== Material shown ==
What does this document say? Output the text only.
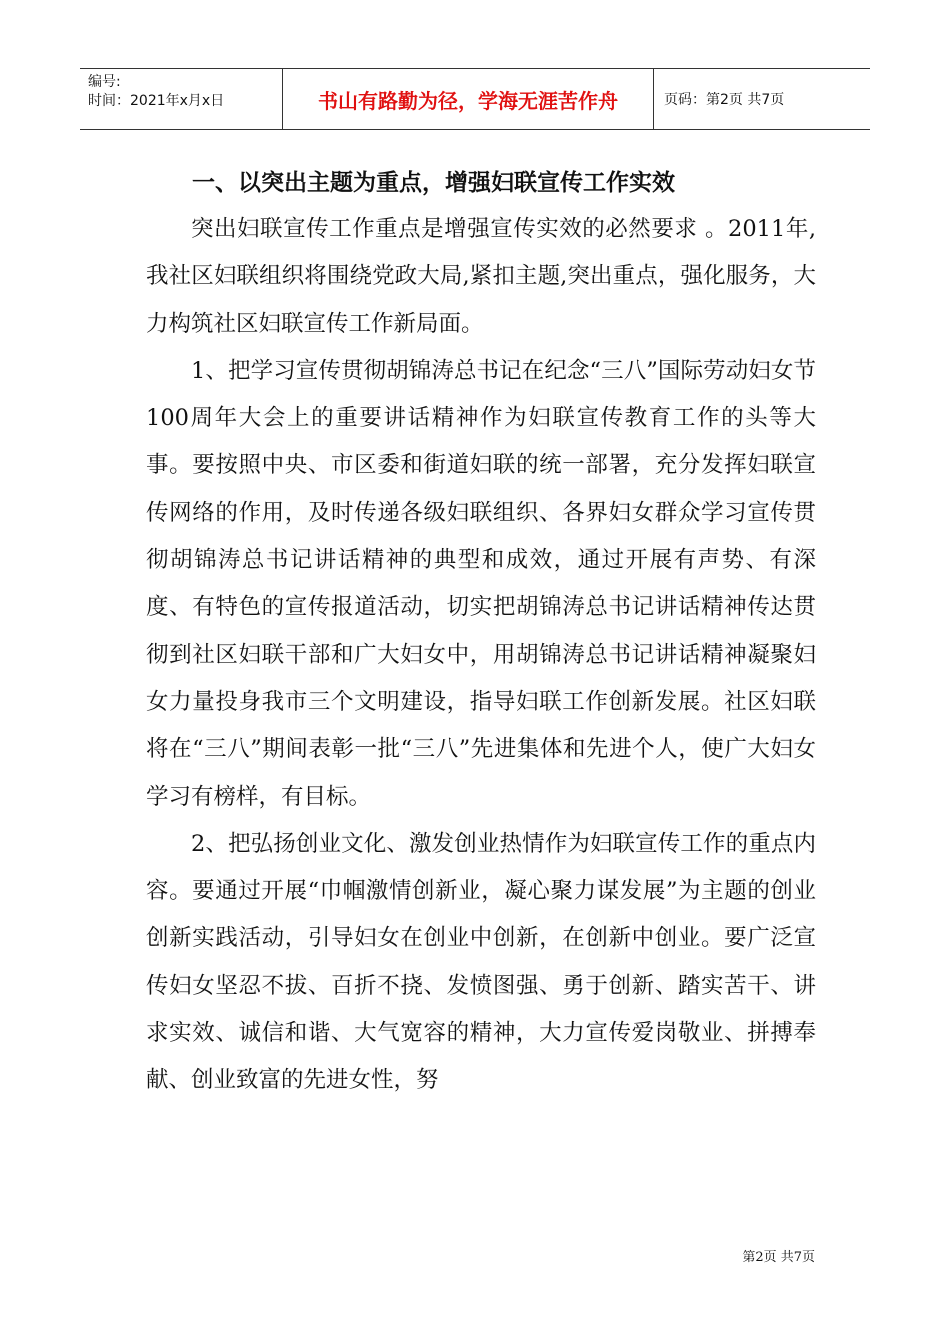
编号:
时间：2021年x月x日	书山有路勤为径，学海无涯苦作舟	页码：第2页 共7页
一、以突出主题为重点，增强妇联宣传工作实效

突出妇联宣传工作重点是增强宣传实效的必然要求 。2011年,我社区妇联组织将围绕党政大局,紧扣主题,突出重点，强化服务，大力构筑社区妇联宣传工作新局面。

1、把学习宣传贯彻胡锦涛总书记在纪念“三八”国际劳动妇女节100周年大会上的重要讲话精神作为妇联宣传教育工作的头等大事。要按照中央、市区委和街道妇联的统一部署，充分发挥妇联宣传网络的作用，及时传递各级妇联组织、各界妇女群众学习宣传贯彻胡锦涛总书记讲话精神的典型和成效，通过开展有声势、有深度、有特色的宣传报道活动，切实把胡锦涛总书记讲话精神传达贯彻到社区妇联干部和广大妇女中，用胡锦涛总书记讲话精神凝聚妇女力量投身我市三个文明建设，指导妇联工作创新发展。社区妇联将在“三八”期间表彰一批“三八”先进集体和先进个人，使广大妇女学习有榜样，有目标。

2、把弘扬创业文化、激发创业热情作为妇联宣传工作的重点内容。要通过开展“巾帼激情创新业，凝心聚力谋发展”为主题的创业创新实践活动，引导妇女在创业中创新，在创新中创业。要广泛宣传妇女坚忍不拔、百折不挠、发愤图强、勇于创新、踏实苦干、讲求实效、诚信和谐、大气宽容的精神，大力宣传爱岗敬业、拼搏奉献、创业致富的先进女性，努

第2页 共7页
---
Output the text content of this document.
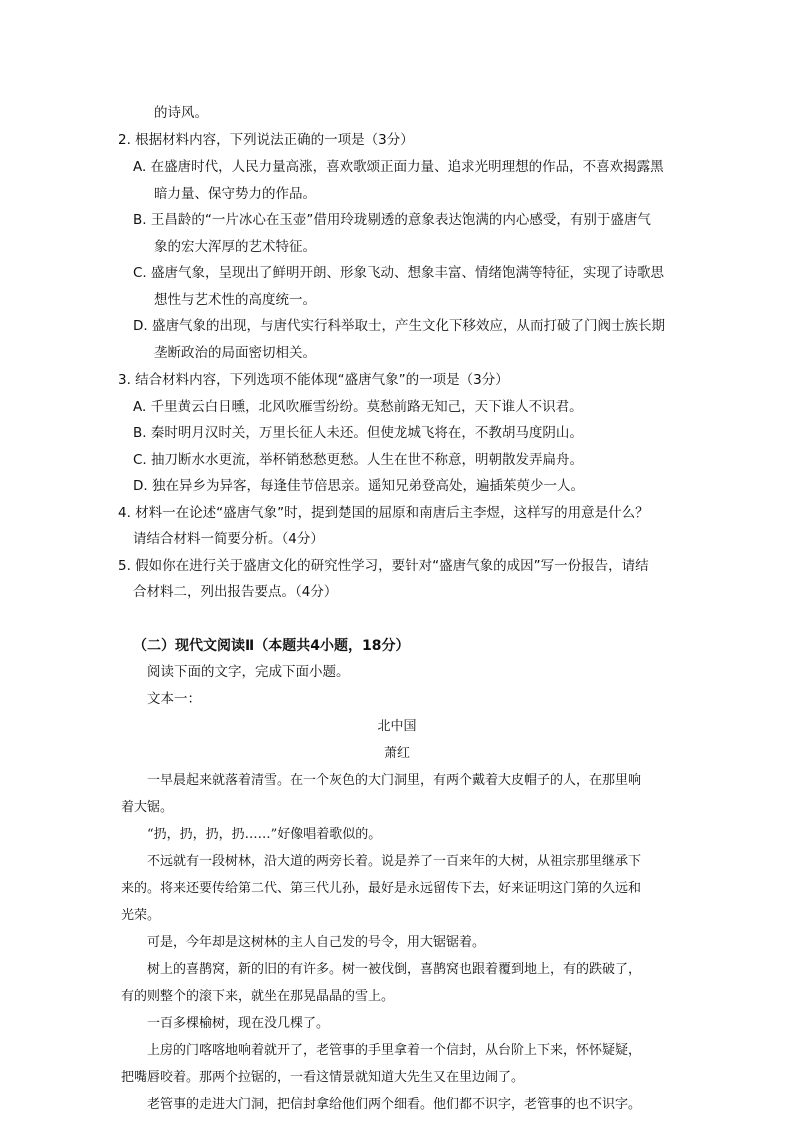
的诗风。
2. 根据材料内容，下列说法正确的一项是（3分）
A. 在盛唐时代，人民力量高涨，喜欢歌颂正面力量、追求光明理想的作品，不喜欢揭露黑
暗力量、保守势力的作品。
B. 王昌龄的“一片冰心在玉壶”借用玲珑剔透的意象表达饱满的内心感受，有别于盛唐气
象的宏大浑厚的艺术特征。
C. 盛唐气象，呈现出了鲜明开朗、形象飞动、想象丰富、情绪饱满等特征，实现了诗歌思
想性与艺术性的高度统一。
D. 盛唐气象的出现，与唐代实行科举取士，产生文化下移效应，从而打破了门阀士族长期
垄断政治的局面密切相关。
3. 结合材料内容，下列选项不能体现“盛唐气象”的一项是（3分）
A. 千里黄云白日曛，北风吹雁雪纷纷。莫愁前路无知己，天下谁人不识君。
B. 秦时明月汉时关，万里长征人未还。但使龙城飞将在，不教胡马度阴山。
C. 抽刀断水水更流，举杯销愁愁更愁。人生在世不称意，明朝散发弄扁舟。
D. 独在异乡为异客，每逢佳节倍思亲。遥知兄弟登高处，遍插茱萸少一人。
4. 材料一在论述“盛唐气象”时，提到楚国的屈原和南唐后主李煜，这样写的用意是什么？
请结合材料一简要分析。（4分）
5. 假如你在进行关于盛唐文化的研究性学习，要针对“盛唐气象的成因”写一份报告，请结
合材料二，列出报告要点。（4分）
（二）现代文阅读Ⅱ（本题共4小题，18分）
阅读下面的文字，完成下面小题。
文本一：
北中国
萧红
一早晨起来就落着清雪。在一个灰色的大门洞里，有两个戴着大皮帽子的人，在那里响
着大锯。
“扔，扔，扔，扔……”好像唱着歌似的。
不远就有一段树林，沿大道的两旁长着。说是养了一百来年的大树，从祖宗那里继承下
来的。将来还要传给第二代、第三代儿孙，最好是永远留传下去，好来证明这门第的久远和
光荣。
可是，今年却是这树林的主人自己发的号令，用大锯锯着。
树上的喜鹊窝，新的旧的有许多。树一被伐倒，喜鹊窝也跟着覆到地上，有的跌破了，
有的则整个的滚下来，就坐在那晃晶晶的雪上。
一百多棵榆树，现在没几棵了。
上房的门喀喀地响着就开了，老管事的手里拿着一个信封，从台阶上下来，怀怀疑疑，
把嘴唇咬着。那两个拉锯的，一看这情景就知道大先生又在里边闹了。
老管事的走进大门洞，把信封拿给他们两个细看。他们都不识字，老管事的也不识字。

== Goal ==
Pull out every line holding "this" from the records above, and copy it.

== Written reply ==
What does this document say? Output the text only.
Output the text content of this document.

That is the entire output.